- Born: 28 February 1936
- Died: 15 June 2008 (aged 72)
- Spouse(s): Kari Rasmussen

= Ole-Jørgen Nilsen =

Norwegian actor (1936–2008)

Ole-Jørgen Nilsen (28 February 1936 – 15 June 2008) was a Norwegian actor who was perhaps best known for playing the role of Hans Fredrik Rosenkrantz in the soap Hotel Cæsar and from a recurring role in the Olsenbanden films.

==Career==
Nilsen made his debut as a student at Nationaltheatret in 1959 and graduated from the Norwegian National Academy of Theatre in the same year. He has since worked with Trøndelag Teater in 1961–68, Det Norske Teatret in 1968–73, Fjernsynsteatret in 1974–77, and Nationaltheatret since 1977.

At the Trøndelag Teater, he made his debut in 1966 as the narrator of the piece Heat wave by Ted Williams. At Det Norske Teater he took part in translated productions such as Myrfolket, Johann uten land, Montserrat and not least, playing van Gogh in Postmannen fra Arles. With Nationaltheatret he played among others, a jealous Salieri in Amadeus. He also had central roles in Ibsen's The League of Youth and Peer Gynt.

Requirement: Rewrite the part of the Ole-Jørgen Nilsen biography between "- Spouse(s): Kari" and "Nationaltheatret since 1977.", inclusive, with "Nationaltheatret" changed to "the National Theatre" throughout.

Recorded data:

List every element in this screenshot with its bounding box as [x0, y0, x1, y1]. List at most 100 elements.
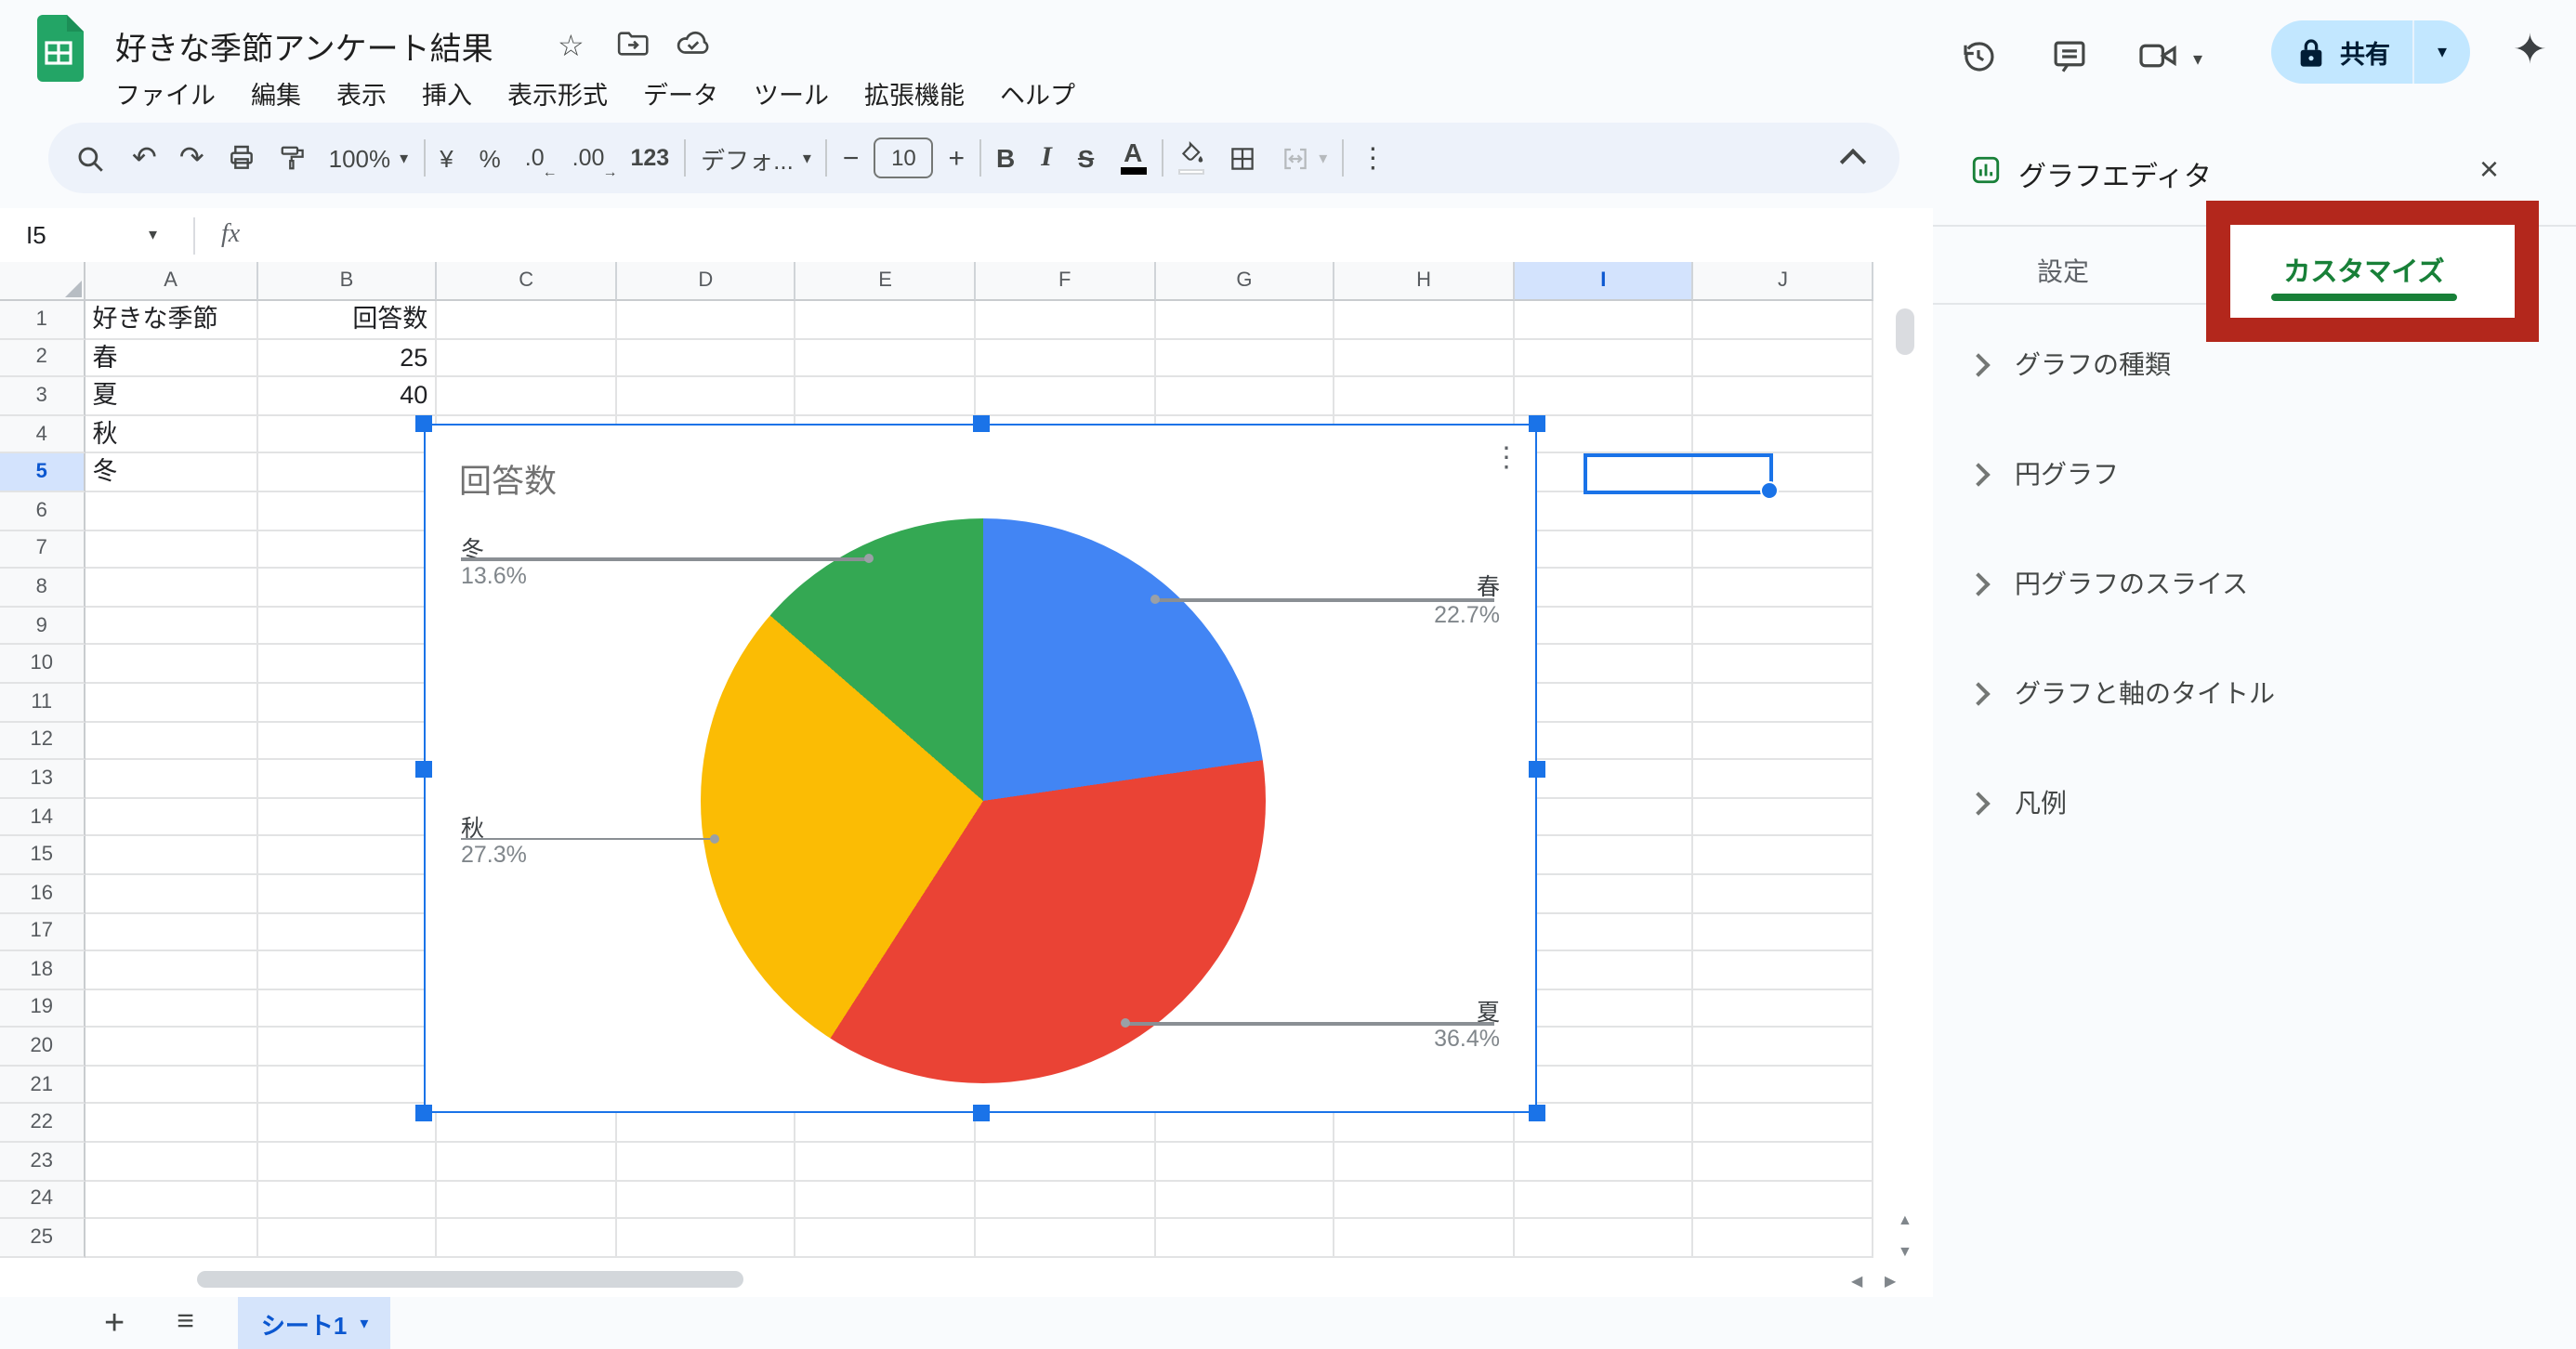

Response for this exercise:
- Spouse(s): Kari Rasmussen

= Ole-Jørgen Nilsen =

Norwegian actor (1936–2008)

Ole-Jørgen Nilsen (28 February 1936 – 15 June 2008) was a Norwegian actor who was perhaps best known for playing the role of Hans Fredrik Rosenkrantz in the soap Hotel Cæsar and from a recurring role in the Olsenbanden films.

==Career==
Nilsen made his debut as a student at the National Theatre in 1959 and graduated from the Norwegian National Academy of Theatre in the same year. He has since worked with Trøndelag Teater in 1961–68, Det Norske Teatret in 1968–73, Fjernsynsteatret in 1974–77, and the National Theatre since 1977.